▶ _Job_: Images embedded in the records are excluded; print everything else exactly as given.

▶ _Figure record listings_:
####################
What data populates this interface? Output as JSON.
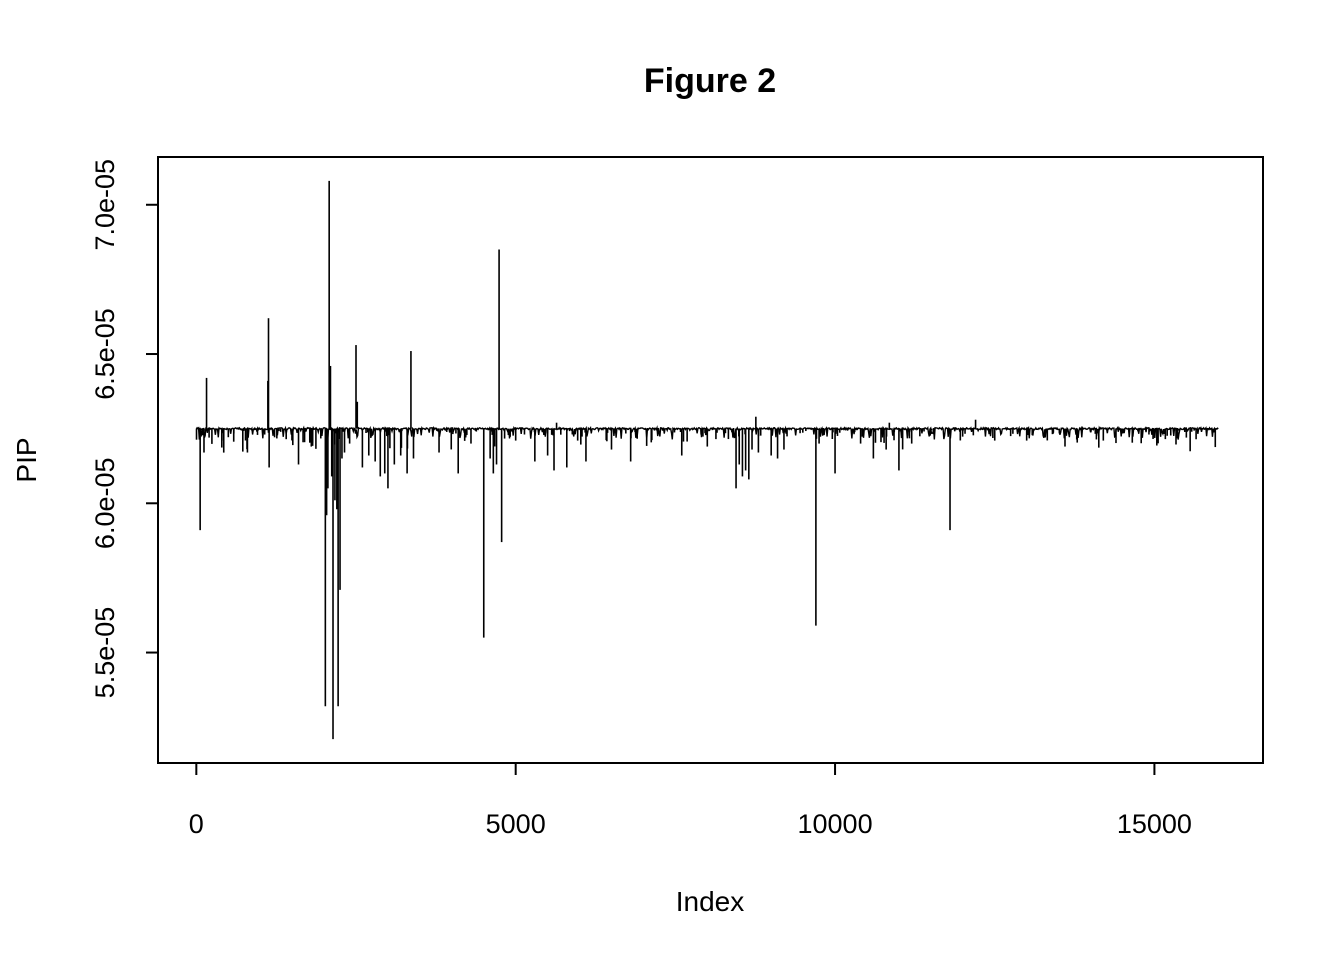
{
  "chart_data": {
    "type": "line",
    "title": "Figure 2",
    "xlabel": "Index",
    "ylabel": "PIP",
    "xlim": [
      -600,
      16700
    ],
    "ylim": [
      5.13e-05,
      7.16e-05
    ],
    "x_ticks": [
      0,
      5000,
      10000,
      15000
    ],
    "x_tick_labels": [
      "0",
      "5000",
      "10000",
      "15000"
    ],
    "y_ticks": [
      5.5e-05,
      6e-05,
      6.5e-05,
      7e-05
    ],
    "y_tick_labels": [
      "5.5e-05",
      "6.0e-05",
      "6.5e-05",
      "7.0e-05"
    ],
    "grid": false,
    "baseline_value": 6.25e-05,
    "x_range": [
      1,
      16000
    ],
    "spikes": [
      {
        "x": 60,
        "y": 5.91e-05
      },
      {
        "x": 120,
        "y": 6.17e-05
      },
      {
        "x": 160,
        "y": 6.42e-05
      },
      {
        "x": 200,
        "y": 6.22e-05
      },
      {
        "x": 400,
        "y": 6.21e-05
      },
      {
        "x": 800,
        "y": 6.17e-05
      },
      {
        "x": 1130,
        "y": 6.62e-05
      },
      {
        "x": 1140,
        "y": 6.12e-05
      },
      {
        "x": 1120,
        "y": 6.41e-05
      },
      {
        "x": 1600,
        "y": 6.13e-05
      },
      {
        "x": 1800,
        "y": 6.19e-05
      },
      {
        "x": 2020,
        "y": 5.32e-05
      },
      {
        "x": 2040,
        "y": 5.96e-05
      },
      {
        "x": 2060,
        "y": 6.05e-05
      },
      {
        "x": 2080,
        "y": 7.08e-05
      },
      {
        "x": 2100,
        "y": 6.46e-05
      },
      {
        "x": 2120,
        "y": 6.09e-05
      },
      {
        "x": 2140,
        "y": 5.21e-05
      },
      {
        "x": 2170,
        "y": 6.01e-05
      },
      {
        "x": 2200,
        "y": 5.98e-05
      },
      {
        "x": 2220,
        "y": 5.32e-05
      },
      {
        "x": 2250,
        "y": 5.71e-05
      },
      {
        "x": 2280,
        "y": 6.15e-05
      },
      {
        "x": 2320,
        "y": 6.17e-05
      },
      {
        "x": 2400,
        "y": 6.2e-05
      },
      {
        "x": 2500,
        "y": 6.53e-05
      },
      {
        "x": 2520,
        "y": 6.34e-05
      },
      {
        "x": 2600,
        "y": 6.12e-05
      },
      {
        "x": 2700,
        "y": 6.16e-05
      },
      {
        "x": 2800,
        "y": 6.14e-05
      },
      {
        "x": 2880,
        "y": 6.09e-05
      },
      {
        "x": 2950,
        "y": 6.1e-05
      },
      {
        "x": 3000,
        "y": 6.05e-05
      },
      {
        "x": 3100,
        "y": 6.13e-05
      },
      {
        "x": 3200,
        "y": 6.16e-05
      },
      {
        "x": 3300,
        "y": 6.1e-05
      },
      {
        "x": 3360,
        "y": 6.51e-05
      },
      {
        "x": 3400,
        "y": 6.15e-05
      },
      {
        "x": 3800,
        "y": 6.17e-05
      },
      {
        "x": 4100,
        "y": 6.1e-05
      },
      {
        "x": 4300,
        "y": 6.2e-05
      },
      {
        "x": 4500,
        "y": 5.55e-05
      },
      {
        "x": 4600,
        "y": 6.15e-05
      },
      {
        "x": 4650,
        "y": 6.1e-05
      },
      {
        "x": 4700,
        "y": 6.13e-05
      },
      {
        "x": 4740,
        "y": 6.85e-05
      },
      {
        "x": 4780,
        "y": 5.87e-05
      },
      {
        "x": 5000,
        "y": 6.21e-05
      },
      {
        "x": 5300,
        "y": 6.14e-05
      },
      {
        "x": 5500,
        "y": 6.16e-05
      },
      {
        "x": 5600,
        "y": 6.11e-05
      },
      {
        "x": 5640,
        "y": 6.27e-05
      },
      {
        "x": 5800,
        "y": 6.12e-05
      },
      {
        "x": 6100,
        "y": 6.14e-05
      },
      {
        "x": 6500,
        "y": 6.18e-05
      },
      {
        "x": 6800,
        "y": 6.14e-05
      },
      {
        "x": 7600,
        "y": 6.16e-05
      },
      {
        "x": 8000,
        "y": 6.19e-05
      },
      {
        "x": 8450,
        "y": 6.05e-05
      },
      {
        "x": 8500,
        "y": 6.13e-05
      },
      {
        "x": 8550,
        "y": 6.09e-05
      },
      {
        "x": 8600,
        "y": 6.11e-05
      },
      {
        "x": 8650,
        "y": 6.08e-05
      },
      {
        "x": 8700,
        "y": 6.18e-05
      },
      {
        "x": 8760,
        "y": 6.29e-05
      },
      {
        "x": 8800,
        "y": 6.17e-05
      },
      {
        "x": 9000,
        "y": 6.16e-05
      },
      {
        "x": 9100,
        "y": 6.15e-05
      },
      {
        "x": 9200,
        "y": 6.18e-05
      },
      {
        "x": 9700,
        "y": 5.59e-05
      },
      {
        "x": 9750,
        "y": 6.2e-05
      },
      {
        "x": 10000,
        "y": 6.1e-05
      },
      {
        "x": 10400,
        "y": 6.2e-05
      },
      {
        "x": 10600,
        "y": 6.15e-05
      },
      {
        "x": 10800,
        "y": 6.18e-05
      },
      {
        "x": 10850,
        "y": 6.27e-05
      },
      {
        "x": 11000,
        "y": 6.11e-05
      },
      {
        "x": 11200,
        "y": 6.2e-05
      },
      {
        "x": 11800,
        "y": 5.91e-05
      },
      {
        "x": 12200,
        "y": 6.28e-05
      },
      {
        "x": 12500,
        "y": 6.21e-05
      },
      {
        "x": 13000,
        "y": 6.21e-05
      },
      {
        "x": 13600,
        "y": 6.19e-05
      },
      {
        "x": 14200,
        "y": 6.21e-05
      },
      {
        "x": 15000,
        "y": 6.22e-05
      },
      {
        "x": 15500,
        "y": 6.22e-05
      }
    ]
  }
}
####################
▶ _Response to this task_:
What data populates this interface? Output as JSON.
{
  "chart_data": {
    "type": "line",
    "title": "Figure 2",
    "xlabel": "Index",
    "ylabel": "PIP",
    "xlim": [
      -600,
      16700
    ],
    "ylim": [
      5.13e-05,
      7.16e-05
    ],
    "x_ticks": [
      0,
      5000,
      10000,
      15000
    ],
    "x_tick_labels": [
      "0",
      "5000",
      "10000",
      "15000"
    ],
    "y_ticks": [
      5.5e-05,
      6e-05,
      6.5e-05,
      7e-05
    ],
    "y_tick_labels": [
      "5.5e-05",
      "6.0e-05",
      "6.5e-05",
      "7.0e-05"
    ],
    "grid": false,
    "baseline_value": 6.25e-05,
    "x_range": [
      1,
      16000
    ],
    "spikes": [
      {
        "x": 60,
        "y": 5.91e-05
      },
      {
        "x": 120,
        "y": 6.17e-05
      },
      {
        "x": 160,
        "y": 6.42e-05
      },
      {
        "x": 200,
        "y": 6.22e-05
      },
      {
        "x": 400,
        "y": 6.21e-05
      },
      {
        "x": 800,
        "y": 6.17e-05
      },
      {
        "x": 1130,
        "y": 6.62e-05
      },
      {
        "x": 1140,
        "y": 6.12e-05
      },
      {
        "x": 1120,
        "y": 6.41e-05
      },
      {
        "x": 1600,
        "y": 6.13e-05
      },
      {
        "x": 1800,
        "y": 6.19e-05
      },
      {
        "x": 2020,
        "y": 5.32e-05
      },
      {
        "x": 2040,
        "y": 5.96e-05
      },
      {
        "x": 2060,
        "y": 6.05e-05
      },
      {
        "x": 2080,
        "y": 7.08e-05
      },
      {
        "x": 2100,
        "y": 6.46e-05
      },
      {
        "x": 2120,
        "y": 6.09e-05
      },
      {
        "x": 2140,
        "y": 5.21e-05
      },
      {
        "x": 2170,
        "y": 6.01e-05
      },
      {
        "x": 2200,
        "y": 5.98e-05
      },
      {
        "x": 2220,
        "y": 5.32e-05
      },
      {
        "x": 2250,
        "y": 5.71e-05
      },
      {
        "x": 2280,
        "y": 6.15e-05
      },
      {
        "x": 2320,
        "y": 6.17e-05
      },
      {
        "x": 2400,
        "y": 6.2e-05
      },
      {
        "x": 2500,
        "y": 6.53e-05
      },
      {
        "x": 2520,
        "y": 6.34e-05
      },
      {
        "x": 2600,
        "y": 6.12e-05
      },
      {
        "x": 2700,
        "y": 6.16e-05
      },
      {
        "x": 2800,
        "y": 6.14e-05
      },
      {
        "x": 2880,
        "y": 6.09e-05
      },
      {
        "x": 2950,
        "y": 6.1e-05
      },
      {
        "x": 3000,
        "y": 6.05e-05
      },
      {
        "x": 3100,
        "y": 6.13e-05
      },
      {
        "x": 3200,
        "y": 6.16e-05
      },
      {
        "x": 3300,
        "y": 6.1e-05
      },
      {
        "x": 3360,
        "y": 6.51e-05
      },
      {
        "x": 3400,
        "y": 6.15e-05
      },
      {
        "x": 3800,
        "y": 6.17e-05
      },
      {
        "x": 4100,
        "y": 6.1e-05
      },
      {
        "x": 4300,
        "y": 6.2e-05
      },
      {
        "x": 4500,
        "y": 5.55e-05
      },
      {
        "x": 4600,
        "y": 6.15e-05
      },
      {
        "x": 4650,
        "y": 6.1e-05
      },
      {
        "x": 4700,
        "y": 6.13e-05
      },
      {
        "x": 4740,
        "y": 6.85e-05
      },
      {
        "x": 4780,
        "y": 5.87e-05
      },
      {
        "x": 5000,
        "y": 6.21e-05
      },
      {
        "x": 5300,
        "y": 6.14e-05
      },
      {
        "x": 5500,
        "y": 6.16e-05
      },
      {
        "x": 5600,
        "y": 6.11e-05
      },
      {
        "x": 5640,
        "y": 6.27e-05
      },
      {
        "x": 5800,
        "y": 6.12e-05
      },
      {
        "x": 6100,
        "y": 6.14e-05
      },
      {
        "x": 6500,
        "y": 6.18e-05
      },
      {
        "x": 6800,
        "y": 6.14e-05
      },
      {
        "x": 7600,
        "y": 6.16e-05
      },
      {
        "x": 8000,
        "y": 6.19e-05
      },
      {
        "x": 8450,
        "y": 6.05e-05
      },
      {
        "x": 8500,
        "y": 6.13e-05
      },
      {
        "x": 8550,
        "y": 6.09e-05
      },
      {
        "x": 8600,
        "y": 6.11e-05
      },
      {
        "x": 8650,
        "y": 6.08e-05
      },
      {
        "x": 8700,
        "y": 6.18e-05
      },
      {
        "x": 8760,
        "y": 6.29e-05
      },
      {
        "x": 8800,
        "y": 6.17e-05
      },
      {
        "x": 9000,
        "y": 6.16e-05
      },
      {
        "x": 9100,
        "y": 6.15e-05
      },
      {
        "x": 9200,
        "y": 6.18e-05
      },
      {
        "x": 9700,
        "y": 5.59e-05
      },
      {
        "x": 9750,
        "y": 6.2e-05
      },
      {
        "x": 10000,
        "y": 6.1e-05
      },
      {
        "x": 10400,
        "y": 6.2e-05
      },
      {
        "x": 10600,
        "y": 6.15e-05
      },
      {
        "x": 10800,
        "y": 6.18e-05
      },
      {
        "x": 10850,
        "y": 6.27e-05
      },
      {
        "x": 11000,
        "y": 6.11e-05
      },
      {
        "x": 11200,
        "y": 6.2e-05
      },
      {
        "x": 11800,
        "y": 5.91e-05
      },
      {
        "x": 12200,
        "y": 6.28e-05
      },
      {
        "x": 12500,
        "y": 6.21e-05
      },
      {
        "x": 13000,
        "y": 6.21e-05
      },
      {
        "x": 13600,
        "y": 6.19e-05
      },
      {
        "x": 14200,
        "y": 6.21e-05
      },
      {
        "x": 15000,
        "y": 6.22e-05
      },
      {
        "x": 15500,
        "y": 6.22e-05
      }
    ]
  }
}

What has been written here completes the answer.